=== Given task ===
Return, unchanged, the part of the listing below that opens with the line containing "Enumerate the UI" and closes with the line containing "column-header-weight: Recommended Weight", keeping both of those lines.

=== Material for this task ===
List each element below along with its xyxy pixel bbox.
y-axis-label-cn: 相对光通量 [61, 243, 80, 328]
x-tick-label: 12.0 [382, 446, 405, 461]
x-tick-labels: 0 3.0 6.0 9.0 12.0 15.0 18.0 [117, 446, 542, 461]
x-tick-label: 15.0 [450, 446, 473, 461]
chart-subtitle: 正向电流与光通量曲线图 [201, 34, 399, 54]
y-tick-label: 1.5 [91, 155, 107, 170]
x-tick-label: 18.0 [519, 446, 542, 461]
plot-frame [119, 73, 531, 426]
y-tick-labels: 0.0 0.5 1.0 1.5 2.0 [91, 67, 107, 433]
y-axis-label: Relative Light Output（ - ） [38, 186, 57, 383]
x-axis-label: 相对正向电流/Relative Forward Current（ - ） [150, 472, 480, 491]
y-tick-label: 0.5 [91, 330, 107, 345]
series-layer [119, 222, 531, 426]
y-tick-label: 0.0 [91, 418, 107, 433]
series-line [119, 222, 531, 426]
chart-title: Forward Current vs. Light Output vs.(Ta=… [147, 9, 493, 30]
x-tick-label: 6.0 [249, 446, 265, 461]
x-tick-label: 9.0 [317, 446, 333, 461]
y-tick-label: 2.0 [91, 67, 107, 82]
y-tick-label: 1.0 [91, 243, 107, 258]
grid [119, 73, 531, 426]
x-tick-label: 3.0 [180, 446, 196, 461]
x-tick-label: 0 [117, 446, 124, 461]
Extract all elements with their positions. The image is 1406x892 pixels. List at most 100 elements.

...

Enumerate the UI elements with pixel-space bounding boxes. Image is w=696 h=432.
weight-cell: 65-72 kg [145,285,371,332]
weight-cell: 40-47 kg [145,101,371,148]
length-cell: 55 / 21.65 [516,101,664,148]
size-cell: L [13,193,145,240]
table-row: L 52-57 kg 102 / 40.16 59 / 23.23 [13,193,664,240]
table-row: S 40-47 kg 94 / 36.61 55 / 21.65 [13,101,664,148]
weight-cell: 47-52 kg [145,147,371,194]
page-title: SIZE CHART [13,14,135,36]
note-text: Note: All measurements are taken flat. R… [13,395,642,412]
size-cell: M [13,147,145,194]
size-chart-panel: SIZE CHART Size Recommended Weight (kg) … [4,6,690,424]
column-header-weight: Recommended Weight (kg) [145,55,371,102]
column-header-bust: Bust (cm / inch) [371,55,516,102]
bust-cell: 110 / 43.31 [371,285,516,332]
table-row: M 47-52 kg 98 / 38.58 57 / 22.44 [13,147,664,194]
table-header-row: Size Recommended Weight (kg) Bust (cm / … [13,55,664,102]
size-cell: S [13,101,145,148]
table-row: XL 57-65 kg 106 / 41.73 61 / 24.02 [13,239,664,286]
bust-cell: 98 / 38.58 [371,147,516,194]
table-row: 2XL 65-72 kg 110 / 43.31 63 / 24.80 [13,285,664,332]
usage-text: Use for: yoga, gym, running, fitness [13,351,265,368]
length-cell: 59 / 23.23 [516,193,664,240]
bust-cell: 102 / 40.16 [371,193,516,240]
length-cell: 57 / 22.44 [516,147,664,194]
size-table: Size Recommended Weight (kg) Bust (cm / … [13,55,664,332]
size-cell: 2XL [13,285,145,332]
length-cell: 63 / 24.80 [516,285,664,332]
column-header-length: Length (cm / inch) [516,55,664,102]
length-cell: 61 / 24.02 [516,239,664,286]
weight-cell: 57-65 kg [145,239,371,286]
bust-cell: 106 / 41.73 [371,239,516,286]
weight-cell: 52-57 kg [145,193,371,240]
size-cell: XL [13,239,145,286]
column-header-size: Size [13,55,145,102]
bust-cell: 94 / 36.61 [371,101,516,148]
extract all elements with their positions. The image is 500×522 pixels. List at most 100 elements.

==

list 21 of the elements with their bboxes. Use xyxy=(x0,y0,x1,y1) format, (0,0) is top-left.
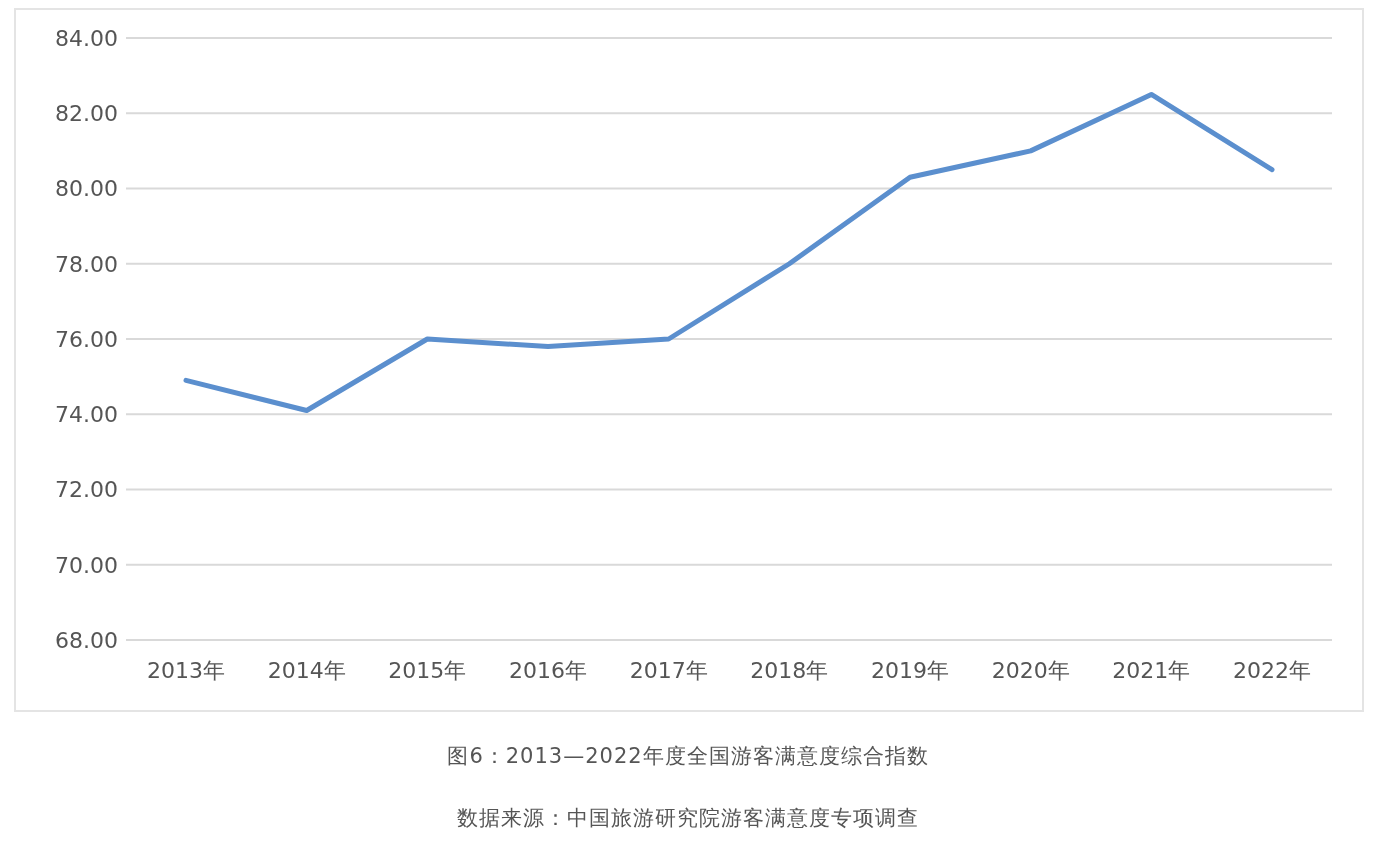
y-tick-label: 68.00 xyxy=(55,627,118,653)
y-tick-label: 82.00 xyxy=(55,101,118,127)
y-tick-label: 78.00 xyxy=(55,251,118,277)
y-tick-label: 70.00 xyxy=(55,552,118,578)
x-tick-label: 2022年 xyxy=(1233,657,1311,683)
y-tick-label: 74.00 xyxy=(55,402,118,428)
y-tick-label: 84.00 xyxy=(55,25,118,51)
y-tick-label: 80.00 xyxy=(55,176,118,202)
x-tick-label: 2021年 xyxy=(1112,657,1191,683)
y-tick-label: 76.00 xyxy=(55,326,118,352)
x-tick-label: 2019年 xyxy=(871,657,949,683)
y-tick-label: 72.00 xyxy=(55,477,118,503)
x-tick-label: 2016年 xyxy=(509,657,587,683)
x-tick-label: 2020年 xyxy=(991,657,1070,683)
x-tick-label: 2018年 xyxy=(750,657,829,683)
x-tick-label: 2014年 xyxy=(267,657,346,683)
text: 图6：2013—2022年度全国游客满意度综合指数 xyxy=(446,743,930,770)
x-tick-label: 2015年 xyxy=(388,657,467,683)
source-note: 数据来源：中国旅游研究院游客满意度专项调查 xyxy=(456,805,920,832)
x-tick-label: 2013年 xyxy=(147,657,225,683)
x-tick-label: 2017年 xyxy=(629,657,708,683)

=== Written answer ===
Enumerate the UI elements with pixel-space bounding boxes. Image is w=696 h=432.
weight-cell: 65-72 kg [145,285,371,332]
weight-cell: 40-47 kg [145,101,371,148]
length-cell: 55 / 21.65 [516,101,664,148]
size-cell: L [13,193,145,240]
table-row: L 52-57 kg 102 / 40.16 59 / 23.23 [13,193,664,240]
table-row: S 40-47 kg 94 / 36.61 55 / 21.65 [13,101,664,148]
weight-cell: 47-52 kg [145,147,371,194]
page-title: SIZE CHART [13,14,135,36]
note-text: Note: All measurements are taken flat. R… [13,395,642,412]
size-cell: M [13,147,145,194]
size-chart-panel: SIZE CHART Size Recommended Weight (kg) … [4,6,690,424]
column-header-weight: Recommended Weight (kg) [145,55,371,102]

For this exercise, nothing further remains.